Directions »
Exclude the pictures; give every entry again exactly as written.

Exercise data »
----------------------------------------
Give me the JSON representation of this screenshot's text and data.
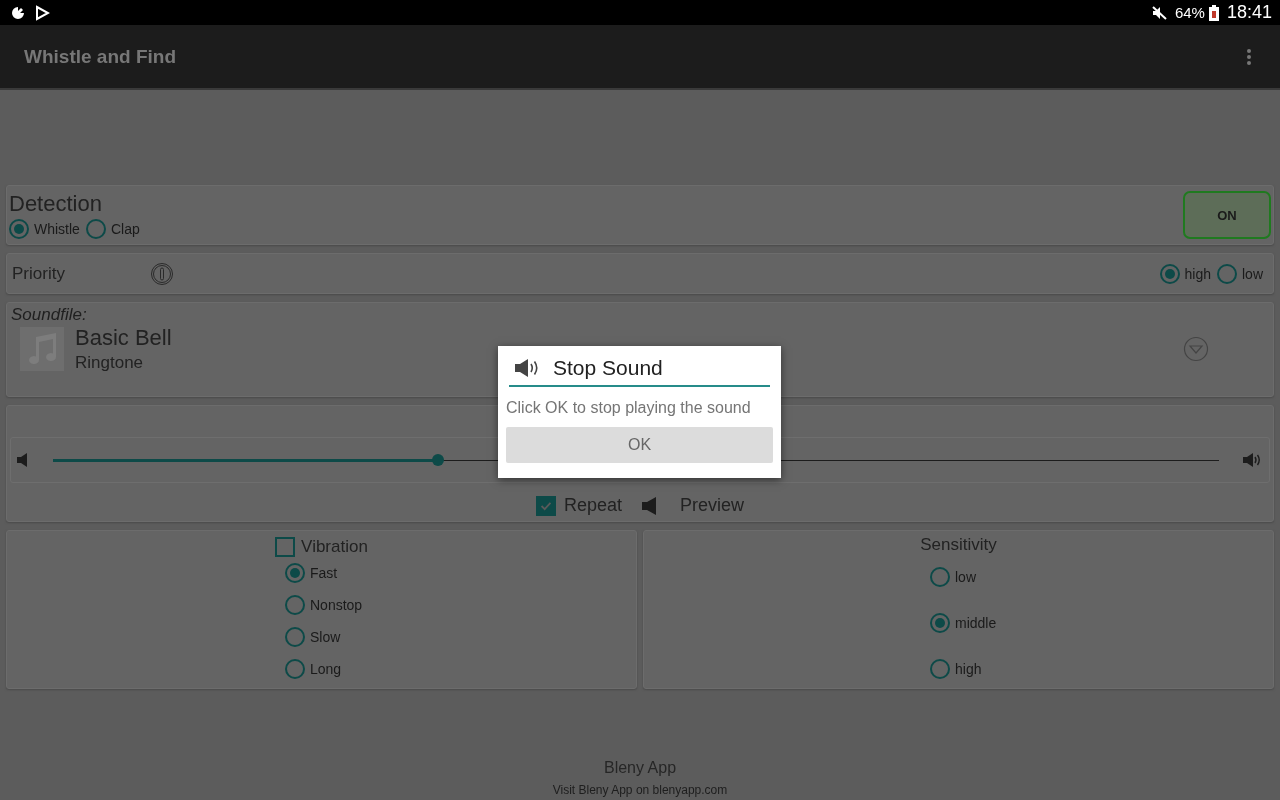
{
  "status_bar": {
    "battery": "64%",
    "time": "18:41"
  },
  "app_bar": {
    "title": "Whistle and Find"
  },
  "detection": {
    "title": "Detection",
    "options": [
      {
        "label": "Whistle",
        "selected": true
      },
      {
        "label": "Clap",
        "selected": false
      }
    ],
    "toggle": {
      "label": "ON",
      "on": true
    }
  },
  "priority": {
    "label": "Priority",
    "options": [
      {
        "label": "high",
        "selected": true
      },
      {
        "label": "low",
        "selected": false
      }
    ]
  },
  "soundfile": {
    "label": "Soundfile:",
    "name": "Basic Bell",
    "type": "Ringtone"
  },
  "volume": {
    "level": 0.33
  },
  "repeat": {
    "label": "Repeat",
    "checked": true
  },
  "preview": {
    "label": "Preview"
  },
  "vibration": {
    "label": "Vibration",
    "checked": false,
    "options": [
      {
        "label": "Fast",
        "selected": true
      },
      {
        "label": "Nonstop",
        "selected": false
      },
      {
        "label": "Slow",
        "selected": false
      },
      {
        "label": "Long",
        "selected": false
      }
    ]
  },
  "sensitivity": {
    "title": "Sensitivity",
    "options": [
      {
        "label": "low",
        "selected": false
      },
      {
        "label": "middle",
        "selected": true
      },
      {
        "label": "high",
        "selected": false
      }
    ]
  },
  "footer": {
    "title": "Bleny App",
    "link": "Visit Bleny App on blenyapp.com"
  },
  "dialog": {
    "title": "Stop Sound",
    "message": "Click OK to stop playing the sound",
    "button": "OK"
  }
}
----------------------------------------
Solution to this exercise »
Give me the JSON representation of this screenshot's text and data.
{
  "status_bar": {
    "battery": "64%",
    "time": "18:41"
  },
  "app_bar": {
    "title": "Whistle and Find"
  },
  "detection": {
    "title": "Detection",
    "options": [
      {
        "label": "Whistle",
        "selected": true
      },
      {
        "label": "Clap",
        "selected": false
      }
    ],
    "toggle": {
      "label": "ON",
      "on": true
    }
  },
  "priority": {
    "label": "Priority",
    "options": [
      {
        "label": "high",
        "selected": true
      },
      {
        "label": "low",
        "selected": false
      }
    ]
  },
  "soundfile": {
    "label": "Soundfile:",
    "name": "Basic Bell",
    "type": "Ringtone"
  },
  "volume": {
    "level": 0.33
  },
  "repeat": {
    "label": "Repeat",
    "checked": true
  },
  "preview": {
    "label": "Preview"
  },
  "vibration": {
    "label": "Vibration",
    "checked": false,
    "options": [
      {
        "label": "Fast",
        "selected": true
      },
      {
        "label": "Nonstop",
        "selected": false
      },
      {
        "label": "Slow",
        "selected": false
      },
      {
        "label": "Long",
        "selected": false
      }
    ]
  },
  "sensitivity": {
    "title": "Sensitivity",
    "options": [
      {
        "label": "low",
        "selected": false
      },
      {
        "label": "middle",
        "selected": true
      },
      {
        "label": "high",
        "selected": false
      }
    ]
  },
  "footer": {
    "title": "Bleny App",
    "link": "Visit Bleny App on blenyapp.com"
  },
  "dialog": {
    "title": "Stop Sound",
    "message": "Click OK to stop playing the sound",
    "button": "OK"
  }
}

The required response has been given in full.